Records to use Block Start
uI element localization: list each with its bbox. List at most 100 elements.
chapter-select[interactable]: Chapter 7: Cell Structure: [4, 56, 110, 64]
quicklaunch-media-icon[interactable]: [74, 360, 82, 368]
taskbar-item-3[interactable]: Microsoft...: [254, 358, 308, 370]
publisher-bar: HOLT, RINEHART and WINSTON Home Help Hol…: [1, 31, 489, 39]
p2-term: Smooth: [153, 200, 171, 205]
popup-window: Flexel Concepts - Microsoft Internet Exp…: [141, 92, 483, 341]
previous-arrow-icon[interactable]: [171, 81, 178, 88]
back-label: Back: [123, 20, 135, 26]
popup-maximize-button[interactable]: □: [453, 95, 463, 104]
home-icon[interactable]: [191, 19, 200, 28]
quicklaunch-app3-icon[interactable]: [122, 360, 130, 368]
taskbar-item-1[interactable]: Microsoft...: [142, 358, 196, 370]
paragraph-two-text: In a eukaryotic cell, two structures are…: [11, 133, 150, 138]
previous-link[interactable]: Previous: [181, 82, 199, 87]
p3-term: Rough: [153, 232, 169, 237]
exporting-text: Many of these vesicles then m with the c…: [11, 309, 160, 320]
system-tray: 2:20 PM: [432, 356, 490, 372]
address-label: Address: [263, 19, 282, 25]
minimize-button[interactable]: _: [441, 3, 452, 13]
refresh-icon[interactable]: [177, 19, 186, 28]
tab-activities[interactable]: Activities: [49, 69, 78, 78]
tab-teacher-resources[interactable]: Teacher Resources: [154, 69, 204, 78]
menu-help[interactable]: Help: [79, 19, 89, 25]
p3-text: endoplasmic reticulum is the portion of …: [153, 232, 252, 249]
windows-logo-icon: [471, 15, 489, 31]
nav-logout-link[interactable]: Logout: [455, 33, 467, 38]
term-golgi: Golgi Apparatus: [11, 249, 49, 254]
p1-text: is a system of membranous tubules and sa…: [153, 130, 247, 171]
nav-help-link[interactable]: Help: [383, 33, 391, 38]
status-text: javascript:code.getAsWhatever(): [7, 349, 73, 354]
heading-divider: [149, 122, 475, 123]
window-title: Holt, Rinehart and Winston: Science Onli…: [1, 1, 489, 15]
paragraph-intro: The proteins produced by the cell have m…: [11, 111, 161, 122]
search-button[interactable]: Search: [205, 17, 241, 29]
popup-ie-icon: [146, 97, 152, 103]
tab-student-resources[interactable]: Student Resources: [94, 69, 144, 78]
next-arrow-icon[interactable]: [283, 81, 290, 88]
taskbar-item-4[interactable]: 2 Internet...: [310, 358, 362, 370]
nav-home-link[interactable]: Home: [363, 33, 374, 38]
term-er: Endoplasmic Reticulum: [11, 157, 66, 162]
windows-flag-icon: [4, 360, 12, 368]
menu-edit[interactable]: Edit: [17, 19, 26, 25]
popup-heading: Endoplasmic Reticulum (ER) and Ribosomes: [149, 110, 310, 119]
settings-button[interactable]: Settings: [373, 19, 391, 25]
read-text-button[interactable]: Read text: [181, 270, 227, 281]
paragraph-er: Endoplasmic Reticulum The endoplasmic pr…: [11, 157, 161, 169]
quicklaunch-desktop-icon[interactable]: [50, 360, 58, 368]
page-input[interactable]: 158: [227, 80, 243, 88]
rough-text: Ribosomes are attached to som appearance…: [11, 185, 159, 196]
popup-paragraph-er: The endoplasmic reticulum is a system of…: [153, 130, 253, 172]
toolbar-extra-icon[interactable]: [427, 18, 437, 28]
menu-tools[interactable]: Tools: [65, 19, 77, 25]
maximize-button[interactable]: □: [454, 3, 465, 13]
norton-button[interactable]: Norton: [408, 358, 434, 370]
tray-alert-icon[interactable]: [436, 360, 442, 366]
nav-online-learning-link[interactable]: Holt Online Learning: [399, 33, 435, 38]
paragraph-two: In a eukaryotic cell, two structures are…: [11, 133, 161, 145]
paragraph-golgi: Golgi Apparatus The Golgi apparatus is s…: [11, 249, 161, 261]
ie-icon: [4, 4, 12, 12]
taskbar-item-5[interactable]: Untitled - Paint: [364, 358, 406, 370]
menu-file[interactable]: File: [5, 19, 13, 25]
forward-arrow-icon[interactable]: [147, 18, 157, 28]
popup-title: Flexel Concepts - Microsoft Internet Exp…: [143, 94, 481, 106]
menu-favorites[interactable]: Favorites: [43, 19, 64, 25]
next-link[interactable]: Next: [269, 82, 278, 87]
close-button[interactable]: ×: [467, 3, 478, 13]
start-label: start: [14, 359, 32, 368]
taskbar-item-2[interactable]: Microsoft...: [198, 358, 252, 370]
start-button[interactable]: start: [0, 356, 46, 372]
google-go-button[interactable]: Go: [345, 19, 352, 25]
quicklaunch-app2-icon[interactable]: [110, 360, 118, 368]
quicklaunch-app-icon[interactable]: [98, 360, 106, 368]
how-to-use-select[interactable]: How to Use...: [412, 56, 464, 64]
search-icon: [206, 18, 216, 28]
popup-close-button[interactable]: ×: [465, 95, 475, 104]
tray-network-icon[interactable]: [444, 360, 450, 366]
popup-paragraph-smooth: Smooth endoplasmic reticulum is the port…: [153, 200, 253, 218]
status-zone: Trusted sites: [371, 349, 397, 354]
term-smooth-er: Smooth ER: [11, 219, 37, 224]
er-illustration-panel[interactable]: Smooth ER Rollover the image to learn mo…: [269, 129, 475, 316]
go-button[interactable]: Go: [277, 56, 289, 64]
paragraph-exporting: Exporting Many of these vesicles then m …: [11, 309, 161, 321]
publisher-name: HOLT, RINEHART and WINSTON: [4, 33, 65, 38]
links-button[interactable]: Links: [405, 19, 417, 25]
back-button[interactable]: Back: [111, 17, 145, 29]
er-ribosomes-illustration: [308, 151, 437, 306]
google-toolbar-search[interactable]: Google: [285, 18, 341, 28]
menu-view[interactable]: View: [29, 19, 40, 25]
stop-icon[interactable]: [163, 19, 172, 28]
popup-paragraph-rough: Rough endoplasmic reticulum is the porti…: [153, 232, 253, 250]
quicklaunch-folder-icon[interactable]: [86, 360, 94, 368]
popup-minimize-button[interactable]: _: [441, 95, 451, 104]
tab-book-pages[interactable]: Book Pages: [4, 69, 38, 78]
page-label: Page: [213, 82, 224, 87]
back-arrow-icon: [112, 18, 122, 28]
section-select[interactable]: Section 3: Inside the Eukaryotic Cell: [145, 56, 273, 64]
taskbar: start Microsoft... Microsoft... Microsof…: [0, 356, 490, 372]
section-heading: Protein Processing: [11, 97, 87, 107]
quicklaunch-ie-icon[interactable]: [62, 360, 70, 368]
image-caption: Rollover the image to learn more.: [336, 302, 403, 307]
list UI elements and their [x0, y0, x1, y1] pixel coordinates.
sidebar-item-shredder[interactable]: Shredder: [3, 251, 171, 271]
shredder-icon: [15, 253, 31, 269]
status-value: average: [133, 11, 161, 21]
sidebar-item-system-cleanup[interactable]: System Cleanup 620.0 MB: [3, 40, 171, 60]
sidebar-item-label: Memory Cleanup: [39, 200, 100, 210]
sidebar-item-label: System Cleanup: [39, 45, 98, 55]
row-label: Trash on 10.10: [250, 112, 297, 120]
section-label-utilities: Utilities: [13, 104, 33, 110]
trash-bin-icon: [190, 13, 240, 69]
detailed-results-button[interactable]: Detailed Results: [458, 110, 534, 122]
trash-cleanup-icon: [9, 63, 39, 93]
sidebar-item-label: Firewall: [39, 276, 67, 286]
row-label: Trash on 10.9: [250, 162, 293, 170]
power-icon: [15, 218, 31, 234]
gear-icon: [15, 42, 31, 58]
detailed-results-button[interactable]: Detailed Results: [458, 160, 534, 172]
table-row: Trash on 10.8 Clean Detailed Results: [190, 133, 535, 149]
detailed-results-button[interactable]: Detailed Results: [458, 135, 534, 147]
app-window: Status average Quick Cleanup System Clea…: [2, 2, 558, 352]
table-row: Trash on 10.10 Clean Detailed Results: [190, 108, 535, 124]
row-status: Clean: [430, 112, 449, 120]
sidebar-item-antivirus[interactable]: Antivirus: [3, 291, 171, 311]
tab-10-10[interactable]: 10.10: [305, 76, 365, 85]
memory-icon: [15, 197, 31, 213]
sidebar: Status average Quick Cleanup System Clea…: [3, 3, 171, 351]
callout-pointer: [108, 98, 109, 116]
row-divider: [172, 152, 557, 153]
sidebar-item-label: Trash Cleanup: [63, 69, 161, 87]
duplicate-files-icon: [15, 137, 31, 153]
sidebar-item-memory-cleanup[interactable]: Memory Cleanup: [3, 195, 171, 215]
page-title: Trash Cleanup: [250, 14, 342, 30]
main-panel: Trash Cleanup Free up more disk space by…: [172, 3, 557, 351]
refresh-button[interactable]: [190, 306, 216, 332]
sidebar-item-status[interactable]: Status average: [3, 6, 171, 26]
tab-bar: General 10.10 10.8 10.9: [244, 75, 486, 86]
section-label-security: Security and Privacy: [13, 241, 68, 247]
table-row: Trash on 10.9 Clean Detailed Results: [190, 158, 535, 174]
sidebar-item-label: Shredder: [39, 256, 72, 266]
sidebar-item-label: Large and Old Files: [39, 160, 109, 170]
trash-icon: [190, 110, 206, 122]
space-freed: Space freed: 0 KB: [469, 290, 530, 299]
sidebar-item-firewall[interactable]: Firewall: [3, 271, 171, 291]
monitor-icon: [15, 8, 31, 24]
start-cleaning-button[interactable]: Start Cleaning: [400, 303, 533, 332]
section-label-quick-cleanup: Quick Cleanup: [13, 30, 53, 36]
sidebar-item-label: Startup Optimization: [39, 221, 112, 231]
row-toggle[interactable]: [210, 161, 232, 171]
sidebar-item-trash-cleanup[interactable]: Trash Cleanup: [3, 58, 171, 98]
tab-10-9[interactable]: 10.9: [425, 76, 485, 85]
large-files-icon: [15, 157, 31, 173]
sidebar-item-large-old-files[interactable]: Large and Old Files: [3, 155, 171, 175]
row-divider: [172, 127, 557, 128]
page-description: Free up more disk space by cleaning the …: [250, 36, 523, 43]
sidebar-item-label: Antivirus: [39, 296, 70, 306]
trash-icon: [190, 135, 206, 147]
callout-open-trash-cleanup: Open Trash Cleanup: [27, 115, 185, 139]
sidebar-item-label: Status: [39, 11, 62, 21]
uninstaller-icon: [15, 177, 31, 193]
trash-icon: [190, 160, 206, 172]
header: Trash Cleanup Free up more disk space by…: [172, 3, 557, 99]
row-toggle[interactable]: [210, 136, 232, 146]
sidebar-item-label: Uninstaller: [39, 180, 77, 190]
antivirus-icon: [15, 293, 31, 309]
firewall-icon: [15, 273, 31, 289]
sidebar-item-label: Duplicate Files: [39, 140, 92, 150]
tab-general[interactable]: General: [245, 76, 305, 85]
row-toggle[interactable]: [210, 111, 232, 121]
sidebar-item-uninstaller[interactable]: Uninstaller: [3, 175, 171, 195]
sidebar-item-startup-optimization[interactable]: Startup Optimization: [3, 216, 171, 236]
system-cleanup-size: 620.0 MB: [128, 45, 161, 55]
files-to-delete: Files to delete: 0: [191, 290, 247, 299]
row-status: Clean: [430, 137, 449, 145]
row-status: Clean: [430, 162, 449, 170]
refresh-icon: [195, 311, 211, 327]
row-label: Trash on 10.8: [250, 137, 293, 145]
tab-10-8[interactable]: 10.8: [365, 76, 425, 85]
Records to use Block End
◆ Brief ◆
Only a number is asked for here: the count of lines in the records that hold "exporting".

◆ Finished exercise ◆
2